* Start INPUT RECORDS *

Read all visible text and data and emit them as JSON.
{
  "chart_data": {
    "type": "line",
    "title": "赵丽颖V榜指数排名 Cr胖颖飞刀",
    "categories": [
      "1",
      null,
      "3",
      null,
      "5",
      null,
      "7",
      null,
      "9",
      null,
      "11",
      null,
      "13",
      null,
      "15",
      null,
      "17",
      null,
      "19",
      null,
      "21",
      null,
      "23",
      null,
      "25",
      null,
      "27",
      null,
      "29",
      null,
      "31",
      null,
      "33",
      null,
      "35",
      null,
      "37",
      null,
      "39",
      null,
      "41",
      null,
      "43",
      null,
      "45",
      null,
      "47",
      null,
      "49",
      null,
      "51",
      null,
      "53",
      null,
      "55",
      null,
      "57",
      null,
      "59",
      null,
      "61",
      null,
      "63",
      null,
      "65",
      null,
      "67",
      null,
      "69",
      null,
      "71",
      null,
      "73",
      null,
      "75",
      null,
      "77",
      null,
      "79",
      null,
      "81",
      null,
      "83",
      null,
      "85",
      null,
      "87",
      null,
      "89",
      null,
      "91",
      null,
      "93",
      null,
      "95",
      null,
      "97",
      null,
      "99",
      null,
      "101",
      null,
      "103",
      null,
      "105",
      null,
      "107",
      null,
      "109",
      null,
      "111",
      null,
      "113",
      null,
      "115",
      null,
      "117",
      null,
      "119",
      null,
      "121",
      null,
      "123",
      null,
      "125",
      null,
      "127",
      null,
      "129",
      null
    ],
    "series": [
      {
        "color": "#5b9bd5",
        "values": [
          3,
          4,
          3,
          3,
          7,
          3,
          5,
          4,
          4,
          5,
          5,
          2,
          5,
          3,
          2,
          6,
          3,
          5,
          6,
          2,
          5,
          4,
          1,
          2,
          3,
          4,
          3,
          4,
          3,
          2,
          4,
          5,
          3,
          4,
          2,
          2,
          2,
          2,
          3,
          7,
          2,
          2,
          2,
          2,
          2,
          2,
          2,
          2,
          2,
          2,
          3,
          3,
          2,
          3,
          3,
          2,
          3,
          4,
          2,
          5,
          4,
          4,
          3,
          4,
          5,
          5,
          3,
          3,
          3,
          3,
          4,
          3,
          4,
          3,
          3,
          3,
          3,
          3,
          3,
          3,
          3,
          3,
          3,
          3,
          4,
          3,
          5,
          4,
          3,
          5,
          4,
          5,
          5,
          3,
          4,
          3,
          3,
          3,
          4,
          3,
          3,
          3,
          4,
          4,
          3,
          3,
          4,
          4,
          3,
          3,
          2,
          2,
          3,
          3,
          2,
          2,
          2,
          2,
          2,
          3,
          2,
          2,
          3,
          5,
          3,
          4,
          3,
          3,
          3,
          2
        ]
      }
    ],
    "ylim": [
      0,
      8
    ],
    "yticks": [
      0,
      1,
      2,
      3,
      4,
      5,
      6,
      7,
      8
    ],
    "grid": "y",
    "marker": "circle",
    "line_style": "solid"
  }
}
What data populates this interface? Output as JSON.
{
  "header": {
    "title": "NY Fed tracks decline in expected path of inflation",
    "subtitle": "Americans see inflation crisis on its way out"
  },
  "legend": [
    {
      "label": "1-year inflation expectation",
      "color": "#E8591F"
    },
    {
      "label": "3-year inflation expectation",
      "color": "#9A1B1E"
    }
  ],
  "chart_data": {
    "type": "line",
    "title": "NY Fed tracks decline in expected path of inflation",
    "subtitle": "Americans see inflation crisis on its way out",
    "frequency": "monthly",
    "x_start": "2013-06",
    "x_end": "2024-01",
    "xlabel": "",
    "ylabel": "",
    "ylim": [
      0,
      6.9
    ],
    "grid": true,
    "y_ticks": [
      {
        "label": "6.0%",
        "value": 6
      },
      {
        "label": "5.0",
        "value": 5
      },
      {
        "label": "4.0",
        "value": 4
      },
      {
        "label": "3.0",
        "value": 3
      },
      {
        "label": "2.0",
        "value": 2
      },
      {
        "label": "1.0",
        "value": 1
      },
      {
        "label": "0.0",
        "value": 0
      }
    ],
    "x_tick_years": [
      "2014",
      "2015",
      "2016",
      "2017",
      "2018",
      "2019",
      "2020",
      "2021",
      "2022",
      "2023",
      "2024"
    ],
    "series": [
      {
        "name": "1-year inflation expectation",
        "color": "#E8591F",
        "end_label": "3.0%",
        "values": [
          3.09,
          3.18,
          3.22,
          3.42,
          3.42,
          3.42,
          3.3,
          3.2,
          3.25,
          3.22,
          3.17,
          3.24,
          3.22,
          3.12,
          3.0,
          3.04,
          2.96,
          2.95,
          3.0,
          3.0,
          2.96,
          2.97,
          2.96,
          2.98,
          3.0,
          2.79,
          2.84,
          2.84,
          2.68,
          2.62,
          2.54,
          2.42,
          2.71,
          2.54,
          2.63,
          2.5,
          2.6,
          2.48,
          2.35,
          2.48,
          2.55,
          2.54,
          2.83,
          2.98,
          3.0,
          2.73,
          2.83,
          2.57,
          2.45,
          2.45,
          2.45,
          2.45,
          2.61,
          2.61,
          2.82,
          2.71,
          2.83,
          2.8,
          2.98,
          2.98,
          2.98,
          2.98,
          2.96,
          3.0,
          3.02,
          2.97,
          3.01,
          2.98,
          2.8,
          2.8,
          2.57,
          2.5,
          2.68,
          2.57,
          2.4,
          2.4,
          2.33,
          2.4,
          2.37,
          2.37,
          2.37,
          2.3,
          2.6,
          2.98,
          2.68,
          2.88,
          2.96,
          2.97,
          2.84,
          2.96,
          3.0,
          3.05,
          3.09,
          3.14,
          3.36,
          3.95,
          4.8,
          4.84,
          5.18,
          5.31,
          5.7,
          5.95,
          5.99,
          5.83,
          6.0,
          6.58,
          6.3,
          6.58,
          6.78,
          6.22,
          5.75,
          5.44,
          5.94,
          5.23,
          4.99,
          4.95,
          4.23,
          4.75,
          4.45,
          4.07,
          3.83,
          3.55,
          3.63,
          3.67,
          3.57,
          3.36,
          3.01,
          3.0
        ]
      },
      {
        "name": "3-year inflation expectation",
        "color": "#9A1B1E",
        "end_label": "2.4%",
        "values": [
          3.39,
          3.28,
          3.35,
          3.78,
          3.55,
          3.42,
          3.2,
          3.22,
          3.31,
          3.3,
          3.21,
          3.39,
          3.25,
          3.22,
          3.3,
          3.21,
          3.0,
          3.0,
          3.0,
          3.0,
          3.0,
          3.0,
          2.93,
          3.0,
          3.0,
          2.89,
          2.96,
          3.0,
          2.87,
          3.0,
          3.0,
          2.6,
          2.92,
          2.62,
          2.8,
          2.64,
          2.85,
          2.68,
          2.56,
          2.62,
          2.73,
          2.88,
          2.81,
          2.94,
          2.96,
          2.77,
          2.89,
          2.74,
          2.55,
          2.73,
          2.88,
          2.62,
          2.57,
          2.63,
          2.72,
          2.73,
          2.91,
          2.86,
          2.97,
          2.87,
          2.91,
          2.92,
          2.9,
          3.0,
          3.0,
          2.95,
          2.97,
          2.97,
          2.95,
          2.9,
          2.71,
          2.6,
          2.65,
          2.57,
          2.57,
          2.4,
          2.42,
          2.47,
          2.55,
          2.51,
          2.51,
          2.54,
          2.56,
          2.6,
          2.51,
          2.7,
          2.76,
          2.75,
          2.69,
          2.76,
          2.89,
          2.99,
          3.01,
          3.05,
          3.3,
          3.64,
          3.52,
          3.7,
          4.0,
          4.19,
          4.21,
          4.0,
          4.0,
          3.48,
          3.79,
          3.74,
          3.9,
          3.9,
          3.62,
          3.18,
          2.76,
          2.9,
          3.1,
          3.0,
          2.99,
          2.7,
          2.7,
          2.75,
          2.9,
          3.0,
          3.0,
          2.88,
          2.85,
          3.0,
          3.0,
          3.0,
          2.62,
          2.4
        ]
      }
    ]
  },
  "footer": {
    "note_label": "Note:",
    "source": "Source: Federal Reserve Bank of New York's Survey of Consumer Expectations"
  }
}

* End INPUT RECORDS *

• SHORT TASK: Copy out each line of the data containing the string "crisis".

• RESPONSE TO THE TASK:
    "subtitle": "Americans see inflation crisis on its way out"
    "subtitle": "Americans see inflation crisis on its way out",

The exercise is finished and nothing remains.